What is asked: Lines that contain the string "Conditions" are to be copied; leave out all others.

Dataset content:
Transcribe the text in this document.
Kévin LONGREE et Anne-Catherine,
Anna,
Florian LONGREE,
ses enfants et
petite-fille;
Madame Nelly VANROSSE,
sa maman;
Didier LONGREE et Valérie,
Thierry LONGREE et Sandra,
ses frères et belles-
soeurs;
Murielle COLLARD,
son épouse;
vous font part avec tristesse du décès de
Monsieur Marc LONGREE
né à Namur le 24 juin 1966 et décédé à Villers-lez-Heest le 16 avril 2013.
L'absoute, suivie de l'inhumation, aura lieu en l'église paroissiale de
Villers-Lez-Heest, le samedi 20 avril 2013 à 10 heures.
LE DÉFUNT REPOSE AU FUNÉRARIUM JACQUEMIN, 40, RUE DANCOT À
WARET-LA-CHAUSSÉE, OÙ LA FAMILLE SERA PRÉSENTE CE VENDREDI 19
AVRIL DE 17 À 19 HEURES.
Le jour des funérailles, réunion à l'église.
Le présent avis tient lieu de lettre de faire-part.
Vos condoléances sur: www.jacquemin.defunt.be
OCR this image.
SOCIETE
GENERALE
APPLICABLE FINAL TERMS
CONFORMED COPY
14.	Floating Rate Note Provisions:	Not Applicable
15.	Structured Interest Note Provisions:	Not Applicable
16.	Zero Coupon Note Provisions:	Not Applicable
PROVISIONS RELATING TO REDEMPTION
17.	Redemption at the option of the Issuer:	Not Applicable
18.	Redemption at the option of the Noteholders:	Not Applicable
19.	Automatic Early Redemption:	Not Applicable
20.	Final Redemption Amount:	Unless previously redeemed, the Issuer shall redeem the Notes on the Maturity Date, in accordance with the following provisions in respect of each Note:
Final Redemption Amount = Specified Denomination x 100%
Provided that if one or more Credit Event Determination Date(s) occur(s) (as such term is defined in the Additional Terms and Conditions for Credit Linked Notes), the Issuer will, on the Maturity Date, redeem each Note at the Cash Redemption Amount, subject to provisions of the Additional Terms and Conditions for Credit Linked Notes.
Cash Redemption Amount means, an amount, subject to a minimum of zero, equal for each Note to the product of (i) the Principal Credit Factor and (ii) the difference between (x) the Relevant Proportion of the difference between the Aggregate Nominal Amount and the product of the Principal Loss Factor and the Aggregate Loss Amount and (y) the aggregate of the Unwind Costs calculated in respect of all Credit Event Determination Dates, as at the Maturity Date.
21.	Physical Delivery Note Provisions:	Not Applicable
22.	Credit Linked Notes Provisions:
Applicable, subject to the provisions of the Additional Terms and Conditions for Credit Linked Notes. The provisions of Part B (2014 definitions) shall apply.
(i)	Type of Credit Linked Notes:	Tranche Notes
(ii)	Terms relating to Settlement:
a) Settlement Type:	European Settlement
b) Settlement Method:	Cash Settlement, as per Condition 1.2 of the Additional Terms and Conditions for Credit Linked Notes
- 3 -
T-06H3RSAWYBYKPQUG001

Expected answer:
Provided that if one or more Credit Event Determination Date(s) occur(s) (as such term is defined in the Additional Terms and Conditions for Credit Linked Notes), the Issuer will, on the Maturity Date, redeem each Note at the Cash Redemption Amount, subject to provisions of the Additional Terms and Conditions for Credit Linked Notes.
Applicable, subject to the provisions of the Additional Terms and Conditions for Credit Linked Notes. The provisions of Part B (2014 definitions) shall apply.
b) Settlement Method:	Cash Settlement, as per Condition 1.2 of the Additional Terms and Conditions for Credit Linked Notes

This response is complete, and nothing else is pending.